● WORK INSTRUCTIONS: Filter this data down to the lines that hold "预防为主", and copy them.

(Saved entries)
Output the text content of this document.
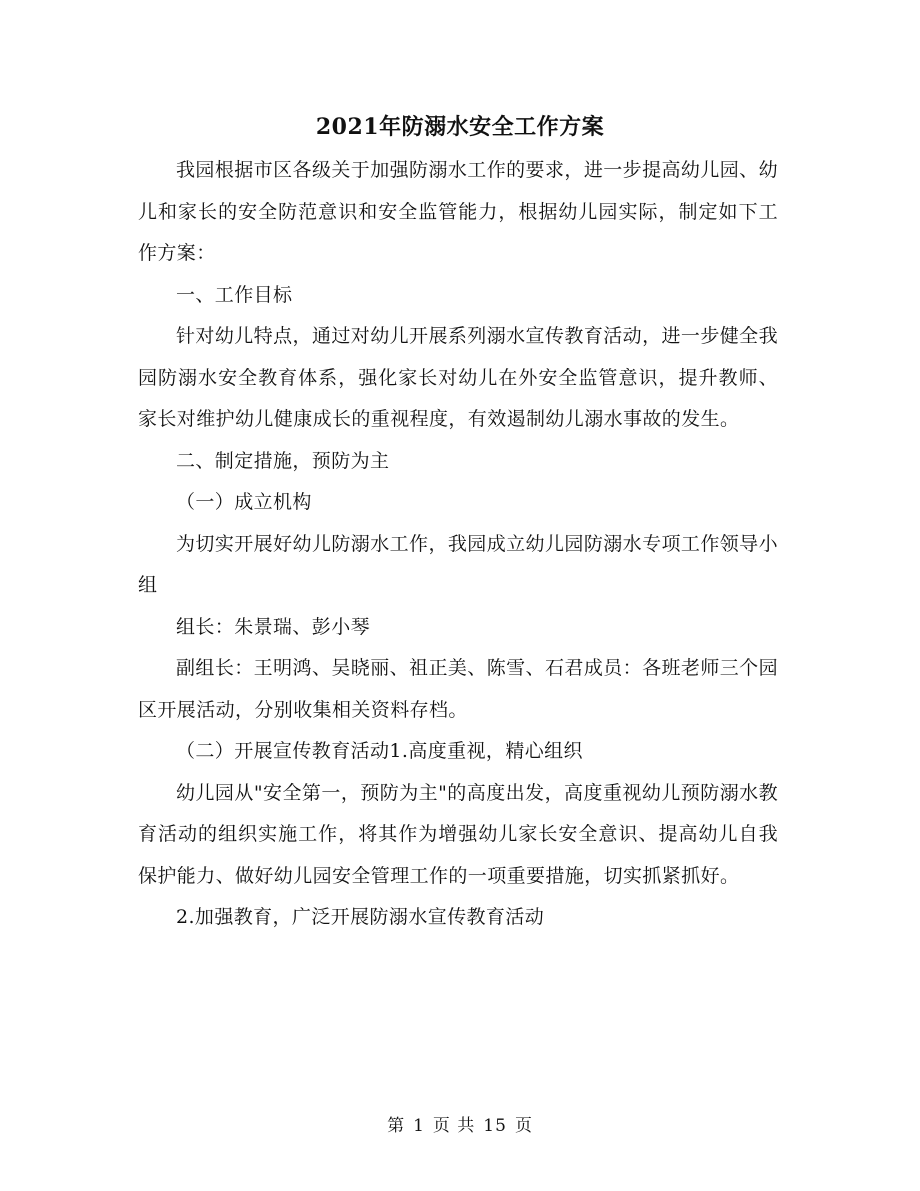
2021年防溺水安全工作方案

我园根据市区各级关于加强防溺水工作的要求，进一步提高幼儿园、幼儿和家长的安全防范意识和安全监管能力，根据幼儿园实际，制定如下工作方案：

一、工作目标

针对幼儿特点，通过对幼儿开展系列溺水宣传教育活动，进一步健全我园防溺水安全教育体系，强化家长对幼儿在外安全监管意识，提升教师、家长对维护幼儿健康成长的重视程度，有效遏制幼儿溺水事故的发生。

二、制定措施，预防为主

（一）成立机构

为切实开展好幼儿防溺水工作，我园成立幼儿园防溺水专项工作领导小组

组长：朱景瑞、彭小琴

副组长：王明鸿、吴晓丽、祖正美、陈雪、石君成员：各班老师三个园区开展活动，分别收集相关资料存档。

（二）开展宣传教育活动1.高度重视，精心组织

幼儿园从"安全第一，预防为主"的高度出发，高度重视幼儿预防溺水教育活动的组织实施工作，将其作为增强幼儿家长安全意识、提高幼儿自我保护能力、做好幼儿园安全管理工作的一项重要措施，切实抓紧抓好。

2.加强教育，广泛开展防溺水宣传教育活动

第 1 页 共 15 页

* * *

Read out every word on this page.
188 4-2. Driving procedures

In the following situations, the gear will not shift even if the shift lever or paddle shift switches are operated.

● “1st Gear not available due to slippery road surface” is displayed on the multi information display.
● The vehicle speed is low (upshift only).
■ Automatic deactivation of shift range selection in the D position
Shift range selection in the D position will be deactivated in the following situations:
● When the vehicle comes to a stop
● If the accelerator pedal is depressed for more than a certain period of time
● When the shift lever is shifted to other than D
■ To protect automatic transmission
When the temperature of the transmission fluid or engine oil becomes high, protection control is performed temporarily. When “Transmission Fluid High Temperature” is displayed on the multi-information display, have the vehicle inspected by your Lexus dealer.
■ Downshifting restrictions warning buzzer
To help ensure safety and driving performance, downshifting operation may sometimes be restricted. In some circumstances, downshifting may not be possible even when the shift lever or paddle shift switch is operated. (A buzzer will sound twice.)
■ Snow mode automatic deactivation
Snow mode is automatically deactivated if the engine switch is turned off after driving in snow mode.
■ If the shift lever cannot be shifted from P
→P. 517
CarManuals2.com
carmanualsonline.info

● EXERCISE OUTPUT:
二、制定措施，预防为主
幼儿园从"安全第一，预防为主"的高度出发，高度重视幼儿预防溺水教育活动的组织实施工作，将其作为增强幼儿家长安全意识、提高幼儿自我保护能力、做好幼儿园安全管理工作的一项重要措施，切实抓紧抓好。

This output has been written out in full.